[START Materials provided]

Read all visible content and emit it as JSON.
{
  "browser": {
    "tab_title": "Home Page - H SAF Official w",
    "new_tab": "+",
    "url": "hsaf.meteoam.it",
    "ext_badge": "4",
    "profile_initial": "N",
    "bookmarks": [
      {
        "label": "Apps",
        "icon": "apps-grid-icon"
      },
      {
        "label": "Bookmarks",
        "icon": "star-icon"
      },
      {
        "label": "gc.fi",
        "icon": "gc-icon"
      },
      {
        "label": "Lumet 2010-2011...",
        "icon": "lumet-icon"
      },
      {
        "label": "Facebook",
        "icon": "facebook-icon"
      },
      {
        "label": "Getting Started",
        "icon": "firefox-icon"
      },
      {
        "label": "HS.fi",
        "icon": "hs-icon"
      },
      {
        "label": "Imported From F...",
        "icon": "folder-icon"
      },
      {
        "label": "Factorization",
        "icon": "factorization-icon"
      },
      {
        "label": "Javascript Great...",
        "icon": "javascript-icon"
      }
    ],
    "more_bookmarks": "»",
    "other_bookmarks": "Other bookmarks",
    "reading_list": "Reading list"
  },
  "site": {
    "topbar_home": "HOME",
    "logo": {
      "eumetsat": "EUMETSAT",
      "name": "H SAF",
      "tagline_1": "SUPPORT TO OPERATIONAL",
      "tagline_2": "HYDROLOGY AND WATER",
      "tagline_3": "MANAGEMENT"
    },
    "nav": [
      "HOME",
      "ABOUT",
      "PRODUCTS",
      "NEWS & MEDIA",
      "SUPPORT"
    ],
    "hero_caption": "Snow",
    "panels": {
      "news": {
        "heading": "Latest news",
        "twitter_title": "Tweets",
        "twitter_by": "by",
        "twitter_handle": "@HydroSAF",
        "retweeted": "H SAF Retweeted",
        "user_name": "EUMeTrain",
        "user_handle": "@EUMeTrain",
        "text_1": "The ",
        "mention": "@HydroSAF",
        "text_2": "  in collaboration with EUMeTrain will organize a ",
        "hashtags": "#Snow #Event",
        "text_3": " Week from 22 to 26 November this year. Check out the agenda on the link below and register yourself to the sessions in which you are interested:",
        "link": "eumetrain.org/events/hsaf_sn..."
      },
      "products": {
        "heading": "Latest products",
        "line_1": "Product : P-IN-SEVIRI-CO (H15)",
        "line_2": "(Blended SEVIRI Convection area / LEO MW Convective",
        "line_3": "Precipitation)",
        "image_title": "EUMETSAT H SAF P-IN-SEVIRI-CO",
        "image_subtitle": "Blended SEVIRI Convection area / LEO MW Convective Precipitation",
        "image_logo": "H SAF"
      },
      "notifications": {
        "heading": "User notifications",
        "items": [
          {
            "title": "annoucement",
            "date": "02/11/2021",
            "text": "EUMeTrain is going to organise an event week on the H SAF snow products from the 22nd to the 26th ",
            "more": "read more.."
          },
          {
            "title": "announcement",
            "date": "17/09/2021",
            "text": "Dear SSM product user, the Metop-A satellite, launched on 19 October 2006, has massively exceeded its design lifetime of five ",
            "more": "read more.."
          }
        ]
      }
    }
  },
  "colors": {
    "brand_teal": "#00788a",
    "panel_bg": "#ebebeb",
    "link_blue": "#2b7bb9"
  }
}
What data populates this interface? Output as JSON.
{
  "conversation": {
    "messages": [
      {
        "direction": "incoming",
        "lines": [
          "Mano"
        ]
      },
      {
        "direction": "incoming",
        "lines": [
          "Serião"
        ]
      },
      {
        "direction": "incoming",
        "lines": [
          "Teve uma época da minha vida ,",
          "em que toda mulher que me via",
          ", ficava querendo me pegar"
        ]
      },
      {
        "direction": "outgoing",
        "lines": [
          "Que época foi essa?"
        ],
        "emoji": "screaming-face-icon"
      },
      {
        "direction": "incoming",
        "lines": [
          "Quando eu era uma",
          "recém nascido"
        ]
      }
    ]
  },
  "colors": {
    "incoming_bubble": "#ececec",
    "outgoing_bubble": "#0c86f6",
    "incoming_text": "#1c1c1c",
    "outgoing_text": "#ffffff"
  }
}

[END Materials provided]
[START Materials provided]

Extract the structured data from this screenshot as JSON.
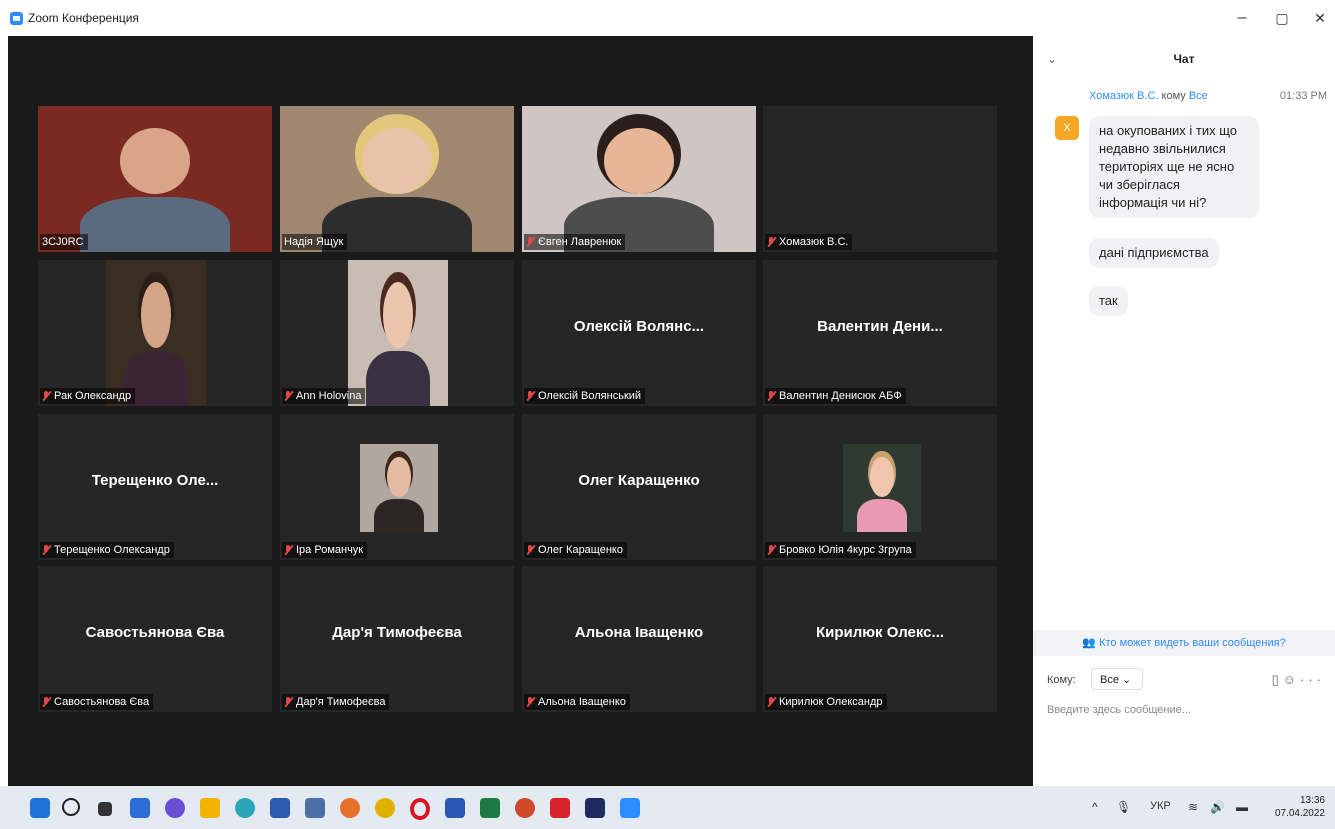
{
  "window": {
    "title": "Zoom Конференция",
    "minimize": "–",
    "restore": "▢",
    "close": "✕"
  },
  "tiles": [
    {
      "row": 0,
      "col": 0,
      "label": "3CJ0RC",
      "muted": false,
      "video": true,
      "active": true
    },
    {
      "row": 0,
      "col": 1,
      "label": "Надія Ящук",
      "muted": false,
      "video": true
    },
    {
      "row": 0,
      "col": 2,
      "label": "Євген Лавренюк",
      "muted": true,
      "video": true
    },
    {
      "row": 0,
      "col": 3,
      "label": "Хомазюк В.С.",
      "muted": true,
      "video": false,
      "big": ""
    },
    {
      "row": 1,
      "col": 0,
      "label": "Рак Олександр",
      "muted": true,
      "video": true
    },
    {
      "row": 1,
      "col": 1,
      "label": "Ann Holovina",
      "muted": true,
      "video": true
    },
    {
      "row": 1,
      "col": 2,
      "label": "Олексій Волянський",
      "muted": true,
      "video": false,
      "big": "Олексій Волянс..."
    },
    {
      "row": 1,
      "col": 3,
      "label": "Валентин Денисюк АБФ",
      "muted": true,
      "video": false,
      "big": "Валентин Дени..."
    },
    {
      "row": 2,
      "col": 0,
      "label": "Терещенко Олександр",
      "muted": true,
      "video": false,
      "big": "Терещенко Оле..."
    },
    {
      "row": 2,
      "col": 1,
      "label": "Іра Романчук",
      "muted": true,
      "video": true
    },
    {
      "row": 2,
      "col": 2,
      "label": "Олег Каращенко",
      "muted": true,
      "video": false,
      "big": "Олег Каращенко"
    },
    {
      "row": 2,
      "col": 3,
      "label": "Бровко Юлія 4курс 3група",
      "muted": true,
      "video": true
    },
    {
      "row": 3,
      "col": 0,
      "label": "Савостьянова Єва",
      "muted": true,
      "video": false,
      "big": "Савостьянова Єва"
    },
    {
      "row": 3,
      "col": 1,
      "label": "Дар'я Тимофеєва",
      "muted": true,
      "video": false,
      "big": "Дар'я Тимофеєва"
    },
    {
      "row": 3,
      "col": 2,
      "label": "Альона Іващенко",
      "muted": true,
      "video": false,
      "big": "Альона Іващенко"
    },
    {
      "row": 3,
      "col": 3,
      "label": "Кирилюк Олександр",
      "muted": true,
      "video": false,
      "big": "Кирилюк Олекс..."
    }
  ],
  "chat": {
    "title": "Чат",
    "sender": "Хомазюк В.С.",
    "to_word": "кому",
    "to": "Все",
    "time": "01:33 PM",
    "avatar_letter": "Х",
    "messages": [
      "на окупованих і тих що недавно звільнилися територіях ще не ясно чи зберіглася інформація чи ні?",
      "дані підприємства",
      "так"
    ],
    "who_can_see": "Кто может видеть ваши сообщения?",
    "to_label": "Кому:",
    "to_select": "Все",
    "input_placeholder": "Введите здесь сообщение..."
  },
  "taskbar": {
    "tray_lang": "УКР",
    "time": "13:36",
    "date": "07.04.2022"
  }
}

[END Materials provided]

▶ [Exercise directions]: Locate each line containing the string "data" and show it.

▶ [Answer in full]:
What data populates this interface? Output as JSON.
Extract the structured data from this screenshot as JSON.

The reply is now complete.